Exercise task = Restate the records below word for word.

Stored items =
+++++

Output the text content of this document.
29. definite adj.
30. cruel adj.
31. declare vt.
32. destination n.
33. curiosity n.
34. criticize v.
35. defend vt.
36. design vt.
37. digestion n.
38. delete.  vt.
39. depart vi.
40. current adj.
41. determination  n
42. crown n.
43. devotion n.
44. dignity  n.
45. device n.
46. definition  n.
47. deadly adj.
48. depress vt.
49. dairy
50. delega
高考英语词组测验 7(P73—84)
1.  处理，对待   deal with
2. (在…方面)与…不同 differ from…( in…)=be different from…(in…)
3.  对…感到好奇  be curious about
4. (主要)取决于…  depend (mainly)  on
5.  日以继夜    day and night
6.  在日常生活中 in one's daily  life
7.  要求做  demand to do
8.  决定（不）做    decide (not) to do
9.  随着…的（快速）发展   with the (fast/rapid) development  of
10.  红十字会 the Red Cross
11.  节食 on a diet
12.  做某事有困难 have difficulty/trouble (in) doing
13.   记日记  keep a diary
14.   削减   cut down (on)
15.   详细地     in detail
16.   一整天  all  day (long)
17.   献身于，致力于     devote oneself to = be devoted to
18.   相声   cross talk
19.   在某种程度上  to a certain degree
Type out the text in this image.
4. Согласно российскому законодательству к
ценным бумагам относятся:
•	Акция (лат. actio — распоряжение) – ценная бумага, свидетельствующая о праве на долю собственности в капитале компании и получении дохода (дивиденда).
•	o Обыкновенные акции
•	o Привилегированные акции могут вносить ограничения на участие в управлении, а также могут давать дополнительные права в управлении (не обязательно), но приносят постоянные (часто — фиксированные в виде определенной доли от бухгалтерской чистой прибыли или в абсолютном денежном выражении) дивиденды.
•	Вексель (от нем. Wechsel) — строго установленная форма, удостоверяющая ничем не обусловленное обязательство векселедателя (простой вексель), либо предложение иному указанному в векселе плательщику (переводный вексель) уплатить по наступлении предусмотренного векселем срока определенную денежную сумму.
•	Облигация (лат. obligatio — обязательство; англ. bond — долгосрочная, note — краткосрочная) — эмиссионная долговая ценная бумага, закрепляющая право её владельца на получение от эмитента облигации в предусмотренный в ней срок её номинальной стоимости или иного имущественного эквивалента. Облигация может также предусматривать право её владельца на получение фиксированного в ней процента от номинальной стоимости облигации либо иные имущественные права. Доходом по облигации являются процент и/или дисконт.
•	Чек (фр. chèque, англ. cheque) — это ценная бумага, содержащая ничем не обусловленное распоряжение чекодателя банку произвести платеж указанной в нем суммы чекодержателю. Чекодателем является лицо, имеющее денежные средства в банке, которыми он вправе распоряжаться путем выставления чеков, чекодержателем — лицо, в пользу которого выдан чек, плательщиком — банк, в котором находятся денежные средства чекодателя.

+++++

Written answer =
Output the text content of this document.
29. definite adj.
30. cruel adj.
31. declare vt.
32. destination n.
33. curiosity n.
34. criticize v.
35. defend vt.
36. design vt.
37. digestion n.
38. delete.  vt.
39. depart vi.
40. current adj.
41. determination  n
42. crown n.
43. devotion n.
44. dignity  n.
45. device n.
46. definition  n.
47. deadly adj.
48. depress vt.
49. dairy
50. delega
高考英语词组测验 7(P73—84)
1.  处理，对待   deal with
2. (在…方面)与…不同 differ from…( in…)=be different from…(in…)
3.  对…感到好奇  be curious about
4. (主要)取决于…  depend (mainly)  on
5.  日以继夜    day and night
6.  在日常生活中 in one's daily  life
7.  要求做  demand to do
8.  决定（不）做    decide (not) to do
9.  随着…的（快速）发展   with the (fast/rapid) development  of
10.  红十字会 the Red Cross
11.  节食 on a diet
12.  做某事有困难 have difficulty/trouble (in) doing
13.   记日记  keep a diary
14.   削减   cut down (on)
15.   详细地     in detail
16.   一整天  all  day (long)
17.   献身于，致力于     devote oneself to = be devoted to
18.   相声   cross talk
19.   在某种程度上  to a certain degree
Type out the text in this image.
4. Согласно российскому законодательству к
ценным бумагам относятся:
•	Акция (лат. actio — распоряжение) – ценная бумага, свидетельствующая о праве на долю собственности в капитале компании и получении дохода (дивиденда).
•	o Обыкновенные акции
•	o Привилегированные акции могут вносить ограничения на участие в управлении, а также могут давать дополнительные права в управлении (не обязательно), но приносят постоянные (часто — фиксированные в виде определенной доли от бухгалтерской чистой прибыли или в абсолютном денежном выражении) дивиденды.
•	Вексель (от нем. Wechsel) — строго установленная форма, удостоверяющая ничем не обусловленное обязательство векселедателя (простой вексель), либо предложение иному указанному в векселе плательщику (переводный вексель) уплатить по наступлении предусмотренного векселем срока определенную денежную сумму.
•	Облигация (лат. obligatio — обязательство; англ. bond — долгосрочная, note — краткосрочная) — эмиссионная долговая ценная бумага, закрепляющая право её владельца на получение от эмитента облигации в предусмотренный в ней срок её номинальной стоимости или иного имущественного эквивалента. Облигация может также предусматривать право её владельца на получение фиксированного в ней процента от номинальной стоимости облигации либо иные имущественные права. Доходом по облигации являются процент и/или дисконт.
•	Чек (фр. chèque, англ. cheque) — это ценная бумага, содержащая ничем не обусловленное распоряжение чекодателя банку произвести платеж указанной в нем суммы чекодержателю. Чекодателем является лицо, имеющее денежные средства в банке, которыми он вправе распоряжаться путем выставления чеков, чекодержателем — лицо, в пользу которого выдан чек, плательщиком — банк, в котором находятся денежные средства чекодателя.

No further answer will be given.